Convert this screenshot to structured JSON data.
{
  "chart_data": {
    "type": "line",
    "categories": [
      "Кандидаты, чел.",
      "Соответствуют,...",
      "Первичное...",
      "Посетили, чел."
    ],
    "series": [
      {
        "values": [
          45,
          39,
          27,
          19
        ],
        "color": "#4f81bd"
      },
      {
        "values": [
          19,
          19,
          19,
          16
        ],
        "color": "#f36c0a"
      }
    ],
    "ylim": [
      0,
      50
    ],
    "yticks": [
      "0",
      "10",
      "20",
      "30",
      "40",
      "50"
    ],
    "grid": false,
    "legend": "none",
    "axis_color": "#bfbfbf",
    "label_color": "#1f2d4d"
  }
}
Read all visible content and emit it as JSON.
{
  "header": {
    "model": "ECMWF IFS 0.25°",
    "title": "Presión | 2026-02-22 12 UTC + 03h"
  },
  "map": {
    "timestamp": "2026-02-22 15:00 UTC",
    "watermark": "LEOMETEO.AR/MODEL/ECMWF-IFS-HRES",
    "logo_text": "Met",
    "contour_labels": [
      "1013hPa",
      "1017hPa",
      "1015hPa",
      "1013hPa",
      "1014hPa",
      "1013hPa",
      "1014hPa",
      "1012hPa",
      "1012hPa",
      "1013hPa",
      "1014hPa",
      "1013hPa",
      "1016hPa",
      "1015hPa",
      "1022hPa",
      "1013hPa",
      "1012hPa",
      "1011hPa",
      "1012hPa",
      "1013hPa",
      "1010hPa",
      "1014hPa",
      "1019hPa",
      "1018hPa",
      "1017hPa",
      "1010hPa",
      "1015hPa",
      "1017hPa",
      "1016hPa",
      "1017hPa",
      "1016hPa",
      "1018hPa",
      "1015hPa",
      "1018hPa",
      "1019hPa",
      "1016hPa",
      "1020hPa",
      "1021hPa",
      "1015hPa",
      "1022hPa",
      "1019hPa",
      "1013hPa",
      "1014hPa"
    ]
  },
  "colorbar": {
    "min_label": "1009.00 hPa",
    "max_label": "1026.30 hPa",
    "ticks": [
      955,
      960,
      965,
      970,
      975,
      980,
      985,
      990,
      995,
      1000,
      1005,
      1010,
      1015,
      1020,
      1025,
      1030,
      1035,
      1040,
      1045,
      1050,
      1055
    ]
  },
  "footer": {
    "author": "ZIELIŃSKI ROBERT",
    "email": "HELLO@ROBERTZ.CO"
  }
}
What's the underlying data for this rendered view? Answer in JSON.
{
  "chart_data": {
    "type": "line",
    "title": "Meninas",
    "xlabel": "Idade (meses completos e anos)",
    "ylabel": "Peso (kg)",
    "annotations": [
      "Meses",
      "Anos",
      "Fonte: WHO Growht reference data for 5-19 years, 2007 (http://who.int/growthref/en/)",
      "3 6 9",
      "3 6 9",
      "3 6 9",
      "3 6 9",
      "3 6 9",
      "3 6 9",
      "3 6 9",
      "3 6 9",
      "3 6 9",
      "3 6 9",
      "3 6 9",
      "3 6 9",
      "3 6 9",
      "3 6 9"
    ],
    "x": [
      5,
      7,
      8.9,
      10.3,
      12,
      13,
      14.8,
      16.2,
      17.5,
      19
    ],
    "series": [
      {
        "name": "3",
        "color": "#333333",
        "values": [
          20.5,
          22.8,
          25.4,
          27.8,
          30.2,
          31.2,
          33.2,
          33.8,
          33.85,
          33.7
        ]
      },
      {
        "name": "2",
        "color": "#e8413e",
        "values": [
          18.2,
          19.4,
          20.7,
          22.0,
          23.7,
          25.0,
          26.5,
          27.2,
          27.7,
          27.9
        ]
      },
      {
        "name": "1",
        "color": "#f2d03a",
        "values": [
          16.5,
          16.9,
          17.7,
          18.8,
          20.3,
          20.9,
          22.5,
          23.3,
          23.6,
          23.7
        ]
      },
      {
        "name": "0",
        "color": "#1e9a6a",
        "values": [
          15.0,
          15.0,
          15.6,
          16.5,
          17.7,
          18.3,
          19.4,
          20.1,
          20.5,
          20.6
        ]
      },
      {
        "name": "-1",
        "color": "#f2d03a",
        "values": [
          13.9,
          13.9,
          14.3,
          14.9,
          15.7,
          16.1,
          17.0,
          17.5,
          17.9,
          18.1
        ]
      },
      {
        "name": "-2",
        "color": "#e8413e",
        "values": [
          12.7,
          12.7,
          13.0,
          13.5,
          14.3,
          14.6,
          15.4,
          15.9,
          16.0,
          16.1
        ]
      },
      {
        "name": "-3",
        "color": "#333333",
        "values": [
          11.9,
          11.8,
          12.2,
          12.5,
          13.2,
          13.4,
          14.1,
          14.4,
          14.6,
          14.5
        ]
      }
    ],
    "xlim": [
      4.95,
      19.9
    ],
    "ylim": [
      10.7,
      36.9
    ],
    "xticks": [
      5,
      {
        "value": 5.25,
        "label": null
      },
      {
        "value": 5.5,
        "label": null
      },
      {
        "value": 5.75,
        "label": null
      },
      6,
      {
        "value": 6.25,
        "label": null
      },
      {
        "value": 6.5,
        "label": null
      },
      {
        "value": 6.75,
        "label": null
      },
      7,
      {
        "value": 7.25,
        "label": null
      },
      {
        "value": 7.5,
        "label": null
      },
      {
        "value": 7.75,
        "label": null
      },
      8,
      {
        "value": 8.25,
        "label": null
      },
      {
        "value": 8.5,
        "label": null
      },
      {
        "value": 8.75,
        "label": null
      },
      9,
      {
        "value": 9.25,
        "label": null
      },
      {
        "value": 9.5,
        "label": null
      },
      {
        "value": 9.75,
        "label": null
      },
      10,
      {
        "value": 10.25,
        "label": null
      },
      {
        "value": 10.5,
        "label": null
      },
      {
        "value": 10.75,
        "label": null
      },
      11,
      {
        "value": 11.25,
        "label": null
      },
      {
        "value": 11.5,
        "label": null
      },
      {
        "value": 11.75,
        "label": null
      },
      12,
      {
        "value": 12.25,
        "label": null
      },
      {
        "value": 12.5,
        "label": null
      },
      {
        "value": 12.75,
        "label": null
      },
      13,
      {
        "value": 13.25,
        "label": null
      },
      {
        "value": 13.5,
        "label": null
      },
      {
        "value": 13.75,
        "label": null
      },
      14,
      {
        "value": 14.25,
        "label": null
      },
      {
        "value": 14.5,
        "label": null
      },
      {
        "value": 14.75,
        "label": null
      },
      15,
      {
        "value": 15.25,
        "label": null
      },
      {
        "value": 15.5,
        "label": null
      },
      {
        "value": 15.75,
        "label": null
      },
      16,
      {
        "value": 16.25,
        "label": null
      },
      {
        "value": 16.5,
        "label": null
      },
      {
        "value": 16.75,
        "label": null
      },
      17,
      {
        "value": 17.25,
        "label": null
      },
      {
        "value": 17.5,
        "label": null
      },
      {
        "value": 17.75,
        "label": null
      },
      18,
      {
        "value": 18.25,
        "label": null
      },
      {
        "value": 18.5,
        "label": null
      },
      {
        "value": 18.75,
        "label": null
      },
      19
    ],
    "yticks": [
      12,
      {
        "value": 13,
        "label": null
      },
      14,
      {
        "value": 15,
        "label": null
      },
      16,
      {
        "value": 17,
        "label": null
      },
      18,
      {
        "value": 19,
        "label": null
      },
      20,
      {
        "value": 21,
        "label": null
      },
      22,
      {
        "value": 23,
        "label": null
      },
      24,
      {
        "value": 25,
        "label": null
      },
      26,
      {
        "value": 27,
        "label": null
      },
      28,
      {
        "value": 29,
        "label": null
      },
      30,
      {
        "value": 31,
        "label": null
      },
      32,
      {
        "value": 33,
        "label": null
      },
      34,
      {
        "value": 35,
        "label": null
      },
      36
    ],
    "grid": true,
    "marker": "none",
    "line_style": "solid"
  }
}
-------
→ **EXERCISE DESCRIPTION**: Write the material out exactly, with nothing left out.

→ **THE ANSWER**:
Convert this screenshot to structured JSON data.
{
  "chart_data": {
    "type": "line",
    "categories": [
      "Кандидаты, чел.",
      "Соответствуют,...",
      "Первичное...",
      "Посетили, чел."
    ],
    "series": [
      {
        "values": [
          45,
          39,
          27,
          19
        ],
        "color": "#4f81bd"
      },
      {
        "values": [
          19,
          19,
          19,
          16
        ],
        "color": "#f36c0a"
      }
    ],
    "ylim": [
      0,
      50
    ],
    "yticks": [
      "0",
      "10",
      "20",
      "30",
      "40",
      "50"
    ],
    "grid": false,
    "legend": "none",
    "axis_color": "#bfbfbf",
    "label_color": "#1f2d4d"
  }
}
Read all visible content and emit it as JSON.
{
  "header": {
    "model": "ECMWF IFS 0.25°",
    "title": "Presión | 2026-02-22 12 UTC + 03h"
  },
  "map": {
    "timestamp": "2026-02-22 15:00 UTC",
    "watermark": "LEOMETEO.AR/MODEL/ECMWF-IFS-HRES",
    "logo_text": "Met",
    "contour_labels": [
      "1013hPa",
      "1017hPa",
      "1015hPa",
      "1013hPa",
      "1014hPa",
      "1013hPa",
      "1014hPa",
      "1012hPa",
      "1012hPa",
      "1013hPa",
      "1014hPa",
      "1013hPa",
      "1016hPa",
      "1015hPa",
      "1022hPa",
      "1013hPa",
      "1012hPa",
      "1011hPa",
      "1012hPa",
      "1013hPa",
      "1010hPa",
      "1014hPa",
      "1019hPa",
      "1018hPa",
      "1017hPa",
      "1010hPa",
      "1015hPa",
      "1017hPa",
      "1016hPa",
      "1017hPa",
      "1016hPa",
      "1018hPa",
      "1015hPa",
      "1018hPa",
      "1019hPa",
      "1016hPa",
      "1020hPa",
      "1021hPa",
      "1015hPa",
      "1022hPa",
      "1019hPa",
      "1013hPa",
      "1014hPa"
    ]
  },
  "colorbar": {
    "min_label": "1009.00 hPa",
    "max_label": "1026.30 hPa",
    "ticks": [
      955,
      960,
      965,
      970,
      975,
      980,
      985,
      990,
      995,
      1000,
      1005,
      1010,
      1015,
      1020,
      1025,
      1030,
      1035,
      1040,
      1045,
      1050,
      1055
    ]
  },
  "footer": {
    "author": "ZIELIŃSKI ROBERT",
    "email": "HELLO@ROBERTZ.CO"
  }
}
What's the underlying data for this rendered view? Answer in JSON.
{
  "chart_data": {
    "type": "line",
    "title": "Meninas",
    "xlabel": "Idade (meses completos e anos)",
    "ylabel": "Peso (kg)",
    "annotations": [
      "Meses",
      "Anos",
      "Fonte: WHO Growht reference data for 5-19 years, 2007 (http://who.int/growthref/en/)",
      "3 6 9",
      "3 6 9",
      "3 6 9",
      "3 6 9",
      "3 6 9",
      "3 6 9",
      "3 6 9",
      "3 6 9",
      "3 6 9",
      "3 6 9",
      "3 6 9",
      "3 6 9",
      "3 6 9",
      "3 6 9"
    ],
    "x": [
      5,
      7,
      8.9,
      10.3,
      12,
      13,
      14.8,
      16.2,
      17.5,
      19
    ],
    "series": [
      {
        "name": "3",
        "color": "#333333",
        "values": [
          20.5,
          22.8,
          25.4,
          27.8,
          30.2,
          31.2,
          33.2,
          33.8,
          33.85,
          33.7
        ]
      },
      {
        "name": "2",
        "color": "#e8413e",
        "values": [
          18.2,
          19.4,
          20.7,
          22.0,
          23.7,
          25.0,
          26.5,
          27.2,
          27.7,
          27.9
        ]
      },
      {
        "name": "1",
        "color": "#f2d03a",
        "values": [
          16.5,
          16.9,
          17.7,
          18.8,
          20.3,
          20.9,
          22.5,
          23.3,
          23.6,
          23.7
        ]
      },
      {
        "name": "0",
        "color": "#1e9a6a",
        "values": [
          15.0,
          15.0,
          15.6,
          16.5,
          17.7,
          18.3,
          19.4,
          20.1,
          20.5,
          20.6
        ]
      },
      {
        "name": "-1",
        "color": "#f2d03a",
        "values": [
          13.9,
          13.9,
          14.3,
          14.9,
          15.7,
          16.1,
          17.0,
          17.5,
          17.9,
          18.1
        ]
      },
      {
        "name": "-2",
        "color": "#e8413e",
        "values": [
          12.7,
          12.7,
          13.0,
          13.5,
          14.3,
          14.6,
          15.4,
          15.9,
          16.0,
          16.1
        ]
      },
      {
        "name": "-3",
        "color": "#333333",
        "values": [
          11.9,
          11.8,
          12.2,
          12.5,
          13.2,
          13.4,
          14.1,
          14.4,
          14.6,
          14.5
        ]
      }
    ],
    "xlim": [
      4.95,
      19.9
    ],
    "ylim": [
      10.7,
      36.9
    ],
    "xticks": [
      5,
      {
        "value": 5.25,
        "label": null
      },
      {
        "value": 5.5,
        "label": null
      },
      {
        "value": 5.75,
        "label": null
      },
      6,
      {
        "value": 6.25,
        "label": null
      },
      {
        "value": 6.5,
        "label": null
      },
      {
        "value": 6.75,
        "label": null
      },
      7,
      {
        "value": 7.25,
        "label": null
      },
      {
        "value": 7.5,
        "label": null
      },
      {
        "value": 7.75,
        "label": null
      },
      8,
      {
        "value": 8.25,
        "label": null
      },
      {
        "value": 8.5,
        "label": null
      },
      {
        "value": 8.75,
        "label": null
      },
      9,
      {
        "value": 9.25,
        "label": null
      },
      {
        "value": 9.5,
        "label": null
      },
      {
        "value": 9.75,
        "label": null
      },
      10,
      {
        "value": 10.25,
        "label": null
      },
      {
        "value": 10.5,
        "label": null
      },
      {
        "value": 10.75,
        "label": null
      },
      11,
      {
        "value": 11.25,
        "label": null
      },
      {
        "value": 11.5,
        "label": null
      },
      {
        "value": 11.75,
        "label": null
      },
      12,
      {
        "value": 12.25,
        "label": null
      },
      {
        "value": 12.5,
        "label": null
      },
      {
        "value": 12.75,
        "label": null
      },
      13,
      {
        "value": 13.25,
        "label": null
      },
      {
        "value": 13.5,
        "label": null
      },
      {
        "value": 13.75,
        "label": null
      },
      14,
      {
        "value": 14.25,
        "label": null
      },
      {
        "value": 14.5,
        "label": null
      },
      {
        "value": 14.75,
        "label": null
      },
      15,
      {
        "value": 15.25,
        "label": null
      },
      {
        "value": 15.5,
        "label": null
      },
      {
        "value": 15.75,
        "label": null
      },
      16,
      {
        "value": 16.25,
        "label": null
      },
      {
        "value": 16.5,
        "label": null
      },
      {
        "value": 16.75,
        "label": null
      },
      17,
      {
        "value": 17.25,
        "label": null
      },
      {
        "value": 17.5,
        "label": null
      },
      {
        "value": 17.75,
        "label": null
      },
      18,
      {
        "value": 18.25,
        "label": null
      },
      {
        "value": 18.5,
        "label": null
      },
      {
        "value": 18.75,
        "label": null
      },
      19
    ],
    "yticks": [
      12,
      {
        "value": 13,
        "label": null
      },
      14,
      {
        "value": 15,
        "label": null
      },
      16,
      {
        "value": 17,
        "label": null
      },
      18,
      {
        "value": 19,
        "label": null
      },
      20,
      {
        "value": 21,
        "label": null
      },
      22,
      {
        "value": 23,
        "label": null
      },
      24,
      {
        "value": 25,
        "label": null
      },
      26,
      {
        "value": 27,
        "label": null
      },
      28,
      {
        "value": 29,
        "label": null
      },
      30,
      {
        "value": 31,
        "label": null
      },
      32,
      {
        "value": 33,
        "label": null
      },
      34,
      {
        "value": 35,
        "label": null
      },
      36
    ],
    "grid": true,
    "marker": "none",
    "line_style": "solid"
  }
}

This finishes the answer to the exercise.